Reproduce each line bearing the word "this".
**** Information shown
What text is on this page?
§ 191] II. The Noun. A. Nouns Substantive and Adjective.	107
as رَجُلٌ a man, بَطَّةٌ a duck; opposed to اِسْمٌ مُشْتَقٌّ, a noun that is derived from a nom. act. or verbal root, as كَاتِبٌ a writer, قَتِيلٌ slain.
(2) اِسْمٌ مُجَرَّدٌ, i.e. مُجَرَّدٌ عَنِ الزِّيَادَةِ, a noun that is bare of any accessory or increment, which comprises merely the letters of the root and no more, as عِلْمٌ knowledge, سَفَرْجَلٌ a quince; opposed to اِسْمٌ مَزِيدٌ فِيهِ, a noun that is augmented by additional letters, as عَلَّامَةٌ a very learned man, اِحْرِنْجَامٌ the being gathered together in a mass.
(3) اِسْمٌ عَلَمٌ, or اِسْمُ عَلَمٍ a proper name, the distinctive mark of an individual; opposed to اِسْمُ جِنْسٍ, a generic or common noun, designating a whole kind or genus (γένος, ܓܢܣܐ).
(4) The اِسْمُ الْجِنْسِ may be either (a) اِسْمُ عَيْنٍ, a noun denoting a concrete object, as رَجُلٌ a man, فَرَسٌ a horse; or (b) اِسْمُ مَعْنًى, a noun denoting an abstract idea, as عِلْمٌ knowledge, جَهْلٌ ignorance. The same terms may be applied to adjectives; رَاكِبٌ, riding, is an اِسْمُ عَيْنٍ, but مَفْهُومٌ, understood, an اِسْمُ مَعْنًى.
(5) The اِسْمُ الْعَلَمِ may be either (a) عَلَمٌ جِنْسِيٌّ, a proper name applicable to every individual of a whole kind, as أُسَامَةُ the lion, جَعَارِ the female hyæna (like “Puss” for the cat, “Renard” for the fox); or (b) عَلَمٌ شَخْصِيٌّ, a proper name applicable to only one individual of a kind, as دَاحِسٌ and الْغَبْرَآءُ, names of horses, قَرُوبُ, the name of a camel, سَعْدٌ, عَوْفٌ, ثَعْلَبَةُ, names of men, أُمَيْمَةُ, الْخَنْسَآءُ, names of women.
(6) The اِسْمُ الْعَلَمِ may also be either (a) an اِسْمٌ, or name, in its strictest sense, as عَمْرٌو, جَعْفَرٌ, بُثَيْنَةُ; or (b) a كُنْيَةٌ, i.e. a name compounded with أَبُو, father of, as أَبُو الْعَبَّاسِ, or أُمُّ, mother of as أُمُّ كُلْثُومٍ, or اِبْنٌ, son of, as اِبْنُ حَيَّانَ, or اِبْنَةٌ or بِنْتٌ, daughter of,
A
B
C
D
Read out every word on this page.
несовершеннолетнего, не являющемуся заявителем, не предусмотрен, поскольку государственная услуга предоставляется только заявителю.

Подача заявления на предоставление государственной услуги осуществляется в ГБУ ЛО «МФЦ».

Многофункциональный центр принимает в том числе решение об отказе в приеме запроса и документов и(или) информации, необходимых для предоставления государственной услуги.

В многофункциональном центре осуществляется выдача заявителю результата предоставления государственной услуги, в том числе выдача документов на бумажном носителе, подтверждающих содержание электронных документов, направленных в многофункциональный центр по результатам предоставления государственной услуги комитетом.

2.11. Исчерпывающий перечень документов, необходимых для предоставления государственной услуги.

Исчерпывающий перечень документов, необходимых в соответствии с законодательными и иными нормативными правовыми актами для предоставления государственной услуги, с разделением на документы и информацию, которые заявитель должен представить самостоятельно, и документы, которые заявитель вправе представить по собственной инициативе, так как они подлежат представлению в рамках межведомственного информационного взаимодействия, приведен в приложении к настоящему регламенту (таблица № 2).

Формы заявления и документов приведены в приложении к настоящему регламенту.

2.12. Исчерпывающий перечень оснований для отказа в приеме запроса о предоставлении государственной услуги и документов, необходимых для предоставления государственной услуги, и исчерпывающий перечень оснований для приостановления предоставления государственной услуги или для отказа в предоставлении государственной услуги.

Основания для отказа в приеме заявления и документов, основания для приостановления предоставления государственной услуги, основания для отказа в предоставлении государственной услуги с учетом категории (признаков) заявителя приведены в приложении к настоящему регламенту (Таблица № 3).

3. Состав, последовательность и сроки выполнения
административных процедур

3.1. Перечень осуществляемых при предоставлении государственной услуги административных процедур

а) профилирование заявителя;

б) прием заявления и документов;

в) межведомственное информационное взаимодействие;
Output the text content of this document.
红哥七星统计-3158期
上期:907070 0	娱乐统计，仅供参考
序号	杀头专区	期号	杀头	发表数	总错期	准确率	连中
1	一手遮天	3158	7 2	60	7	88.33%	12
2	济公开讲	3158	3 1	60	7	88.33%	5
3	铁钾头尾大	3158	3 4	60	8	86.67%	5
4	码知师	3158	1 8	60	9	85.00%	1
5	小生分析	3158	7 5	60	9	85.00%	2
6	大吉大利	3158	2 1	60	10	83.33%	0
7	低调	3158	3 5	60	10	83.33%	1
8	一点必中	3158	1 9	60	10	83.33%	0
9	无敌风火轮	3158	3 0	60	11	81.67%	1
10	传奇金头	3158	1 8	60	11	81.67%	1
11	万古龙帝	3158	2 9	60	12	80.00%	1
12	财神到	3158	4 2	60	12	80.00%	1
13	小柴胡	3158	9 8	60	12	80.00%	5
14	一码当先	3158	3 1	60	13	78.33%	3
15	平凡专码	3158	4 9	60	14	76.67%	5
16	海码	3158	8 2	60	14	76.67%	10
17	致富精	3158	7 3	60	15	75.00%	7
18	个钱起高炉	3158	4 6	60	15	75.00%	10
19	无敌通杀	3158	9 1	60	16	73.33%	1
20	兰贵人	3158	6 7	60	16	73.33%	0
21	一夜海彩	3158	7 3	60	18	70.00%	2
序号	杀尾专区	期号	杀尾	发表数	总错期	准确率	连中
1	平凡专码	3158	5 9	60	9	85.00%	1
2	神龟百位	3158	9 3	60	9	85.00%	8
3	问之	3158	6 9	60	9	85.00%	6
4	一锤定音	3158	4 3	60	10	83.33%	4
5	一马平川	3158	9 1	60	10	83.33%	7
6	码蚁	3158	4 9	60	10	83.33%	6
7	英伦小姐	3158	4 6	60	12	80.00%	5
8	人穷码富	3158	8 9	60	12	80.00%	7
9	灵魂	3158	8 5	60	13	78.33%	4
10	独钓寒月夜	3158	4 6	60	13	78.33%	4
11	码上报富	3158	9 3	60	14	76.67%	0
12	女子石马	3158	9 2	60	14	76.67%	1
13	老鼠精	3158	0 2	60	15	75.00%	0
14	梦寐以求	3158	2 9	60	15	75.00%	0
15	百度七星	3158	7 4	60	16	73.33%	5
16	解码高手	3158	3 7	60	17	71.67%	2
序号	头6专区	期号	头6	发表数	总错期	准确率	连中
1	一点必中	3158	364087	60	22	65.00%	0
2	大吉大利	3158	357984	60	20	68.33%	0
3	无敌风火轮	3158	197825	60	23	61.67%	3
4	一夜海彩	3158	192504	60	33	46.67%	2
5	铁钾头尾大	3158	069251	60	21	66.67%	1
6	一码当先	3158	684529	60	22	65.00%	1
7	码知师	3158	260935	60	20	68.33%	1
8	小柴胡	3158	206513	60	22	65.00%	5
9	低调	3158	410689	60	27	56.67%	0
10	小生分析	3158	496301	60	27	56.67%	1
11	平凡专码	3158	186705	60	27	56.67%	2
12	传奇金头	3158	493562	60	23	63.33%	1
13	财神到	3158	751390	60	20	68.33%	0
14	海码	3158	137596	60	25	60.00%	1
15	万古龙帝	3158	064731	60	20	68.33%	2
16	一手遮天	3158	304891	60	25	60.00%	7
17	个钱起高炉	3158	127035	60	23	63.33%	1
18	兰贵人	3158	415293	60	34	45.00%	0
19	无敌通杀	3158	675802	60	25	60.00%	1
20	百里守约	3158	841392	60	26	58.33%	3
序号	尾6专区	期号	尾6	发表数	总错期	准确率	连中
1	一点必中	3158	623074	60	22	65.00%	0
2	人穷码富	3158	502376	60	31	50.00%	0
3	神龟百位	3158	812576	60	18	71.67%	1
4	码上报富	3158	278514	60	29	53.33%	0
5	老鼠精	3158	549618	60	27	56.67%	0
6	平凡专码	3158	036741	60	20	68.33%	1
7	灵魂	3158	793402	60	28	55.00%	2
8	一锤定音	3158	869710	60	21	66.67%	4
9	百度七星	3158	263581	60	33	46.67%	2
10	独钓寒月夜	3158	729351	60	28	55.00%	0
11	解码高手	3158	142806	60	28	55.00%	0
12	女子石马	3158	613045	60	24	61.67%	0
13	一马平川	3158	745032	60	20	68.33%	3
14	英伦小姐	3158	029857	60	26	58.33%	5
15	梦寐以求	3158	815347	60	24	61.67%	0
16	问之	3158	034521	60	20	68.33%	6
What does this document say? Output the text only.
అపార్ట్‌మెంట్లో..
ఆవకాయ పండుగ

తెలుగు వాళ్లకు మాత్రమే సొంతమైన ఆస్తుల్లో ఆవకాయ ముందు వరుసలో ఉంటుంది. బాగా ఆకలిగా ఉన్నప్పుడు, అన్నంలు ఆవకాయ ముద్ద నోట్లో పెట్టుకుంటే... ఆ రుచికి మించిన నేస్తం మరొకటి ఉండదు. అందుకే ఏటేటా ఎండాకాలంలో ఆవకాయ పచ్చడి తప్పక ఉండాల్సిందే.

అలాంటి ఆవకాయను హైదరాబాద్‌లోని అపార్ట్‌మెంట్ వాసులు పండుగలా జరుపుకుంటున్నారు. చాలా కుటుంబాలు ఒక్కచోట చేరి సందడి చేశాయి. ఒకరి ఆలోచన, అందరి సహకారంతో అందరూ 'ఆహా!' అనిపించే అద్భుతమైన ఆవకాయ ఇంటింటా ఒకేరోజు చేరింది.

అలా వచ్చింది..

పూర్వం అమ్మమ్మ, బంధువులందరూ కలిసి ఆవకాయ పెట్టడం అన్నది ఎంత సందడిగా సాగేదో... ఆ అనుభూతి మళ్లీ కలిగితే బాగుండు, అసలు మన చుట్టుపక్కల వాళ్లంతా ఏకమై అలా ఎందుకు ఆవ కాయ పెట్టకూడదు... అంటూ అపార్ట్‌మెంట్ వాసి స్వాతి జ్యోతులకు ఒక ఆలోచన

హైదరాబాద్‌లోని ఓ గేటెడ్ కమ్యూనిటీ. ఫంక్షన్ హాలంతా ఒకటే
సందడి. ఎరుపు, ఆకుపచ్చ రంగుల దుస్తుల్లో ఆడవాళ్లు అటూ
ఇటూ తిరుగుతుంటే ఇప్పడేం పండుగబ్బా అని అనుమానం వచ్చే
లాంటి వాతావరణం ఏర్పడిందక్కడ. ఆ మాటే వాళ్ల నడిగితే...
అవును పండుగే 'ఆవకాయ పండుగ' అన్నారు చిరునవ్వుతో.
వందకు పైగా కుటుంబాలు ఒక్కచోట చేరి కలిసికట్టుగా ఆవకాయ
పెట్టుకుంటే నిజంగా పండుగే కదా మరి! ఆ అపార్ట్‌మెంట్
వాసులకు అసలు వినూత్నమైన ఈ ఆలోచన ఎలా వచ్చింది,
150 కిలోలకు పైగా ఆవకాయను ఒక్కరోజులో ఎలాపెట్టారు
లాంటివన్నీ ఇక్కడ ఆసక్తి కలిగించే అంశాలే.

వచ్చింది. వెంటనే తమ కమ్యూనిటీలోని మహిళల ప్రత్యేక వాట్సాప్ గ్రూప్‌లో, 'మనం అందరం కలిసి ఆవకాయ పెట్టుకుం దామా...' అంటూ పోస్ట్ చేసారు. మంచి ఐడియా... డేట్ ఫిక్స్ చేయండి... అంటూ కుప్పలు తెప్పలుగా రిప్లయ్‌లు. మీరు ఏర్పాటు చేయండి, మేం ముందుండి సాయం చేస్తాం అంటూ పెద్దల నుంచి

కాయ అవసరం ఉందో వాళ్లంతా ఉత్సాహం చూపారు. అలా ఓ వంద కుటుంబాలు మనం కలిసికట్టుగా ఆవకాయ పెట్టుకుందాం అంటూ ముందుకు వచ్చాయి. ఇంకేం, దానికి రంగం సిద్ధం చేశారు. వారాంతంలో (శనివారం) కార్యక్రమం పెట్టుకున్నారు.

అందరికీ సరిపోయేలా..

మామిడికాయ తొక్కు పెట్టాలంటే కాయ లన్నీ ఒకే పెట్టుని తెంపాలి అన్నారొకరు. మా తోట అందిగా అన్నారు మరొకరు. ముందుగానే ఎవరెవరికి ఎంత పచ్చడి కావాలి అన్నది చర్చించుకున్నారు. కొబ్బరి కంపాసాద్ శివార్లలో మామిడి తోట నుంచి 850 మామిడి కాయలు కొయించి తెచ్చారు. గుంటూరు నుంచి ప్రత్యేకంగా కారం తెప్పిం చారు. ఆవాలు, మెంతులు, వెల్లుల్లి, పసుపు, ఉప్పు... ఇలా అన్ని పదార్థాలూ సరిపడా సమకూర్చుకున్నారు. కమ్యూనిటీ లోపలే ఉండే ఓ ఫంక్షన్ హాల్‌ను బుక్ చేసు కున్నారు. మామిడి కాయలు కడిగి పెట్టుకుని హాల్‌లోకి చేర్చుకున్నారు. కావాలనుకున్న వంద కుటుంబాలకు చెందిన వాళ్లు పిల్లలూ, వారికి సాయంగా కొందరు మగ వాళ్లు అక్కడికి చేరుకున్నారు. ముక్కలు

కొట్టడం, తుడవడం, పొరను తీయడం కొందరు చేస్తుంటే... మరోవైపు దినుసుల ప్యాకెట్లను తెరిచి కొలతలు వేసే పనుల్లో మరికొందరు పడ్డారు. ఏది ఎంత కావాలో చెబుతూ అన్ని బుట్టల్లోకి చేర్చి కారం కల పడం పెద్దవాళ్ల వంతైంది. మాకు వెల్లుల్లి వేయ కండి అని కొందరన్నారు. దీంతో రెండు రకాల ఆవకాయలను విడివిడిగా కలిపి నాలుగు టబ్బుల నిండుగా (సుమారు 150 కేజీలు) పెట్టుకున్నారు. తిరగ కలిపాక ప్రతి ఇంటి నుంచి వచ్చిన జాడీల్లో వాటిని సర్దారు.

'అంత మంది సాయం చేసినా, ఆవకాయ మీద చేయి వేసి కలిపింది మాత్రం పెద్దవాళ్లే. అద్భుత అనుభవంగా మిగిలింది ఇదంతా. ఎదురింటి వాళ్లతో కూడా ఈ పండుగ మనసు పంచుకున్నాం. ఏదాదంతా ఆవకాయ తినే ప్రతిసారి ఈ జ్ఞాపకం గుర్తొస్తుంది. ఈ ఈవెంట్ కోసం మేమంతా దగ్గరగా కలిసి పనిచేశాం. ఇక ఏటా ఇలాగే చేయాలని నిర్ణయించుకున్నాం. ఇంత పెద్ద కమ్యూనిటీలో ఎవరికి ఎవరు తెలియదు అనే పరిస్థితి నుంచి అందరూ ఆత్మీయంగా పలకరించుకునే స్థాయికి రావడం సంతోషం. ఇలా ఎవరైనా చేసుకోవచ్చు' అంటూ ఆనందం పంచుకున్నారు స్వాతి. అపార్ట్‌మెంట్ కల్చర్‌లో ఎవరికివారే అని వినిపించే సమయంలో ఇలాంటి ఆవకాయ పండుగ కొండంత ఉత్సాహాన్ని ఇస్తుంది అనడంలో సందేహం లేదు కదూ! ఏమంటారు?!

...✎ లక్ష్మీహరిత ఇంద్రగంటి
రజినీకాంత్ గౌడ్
********
* [Problem solution]
What text is on this page?
Read out every word on this page.
Output the text content of this document.
What does this document say? Output the text only.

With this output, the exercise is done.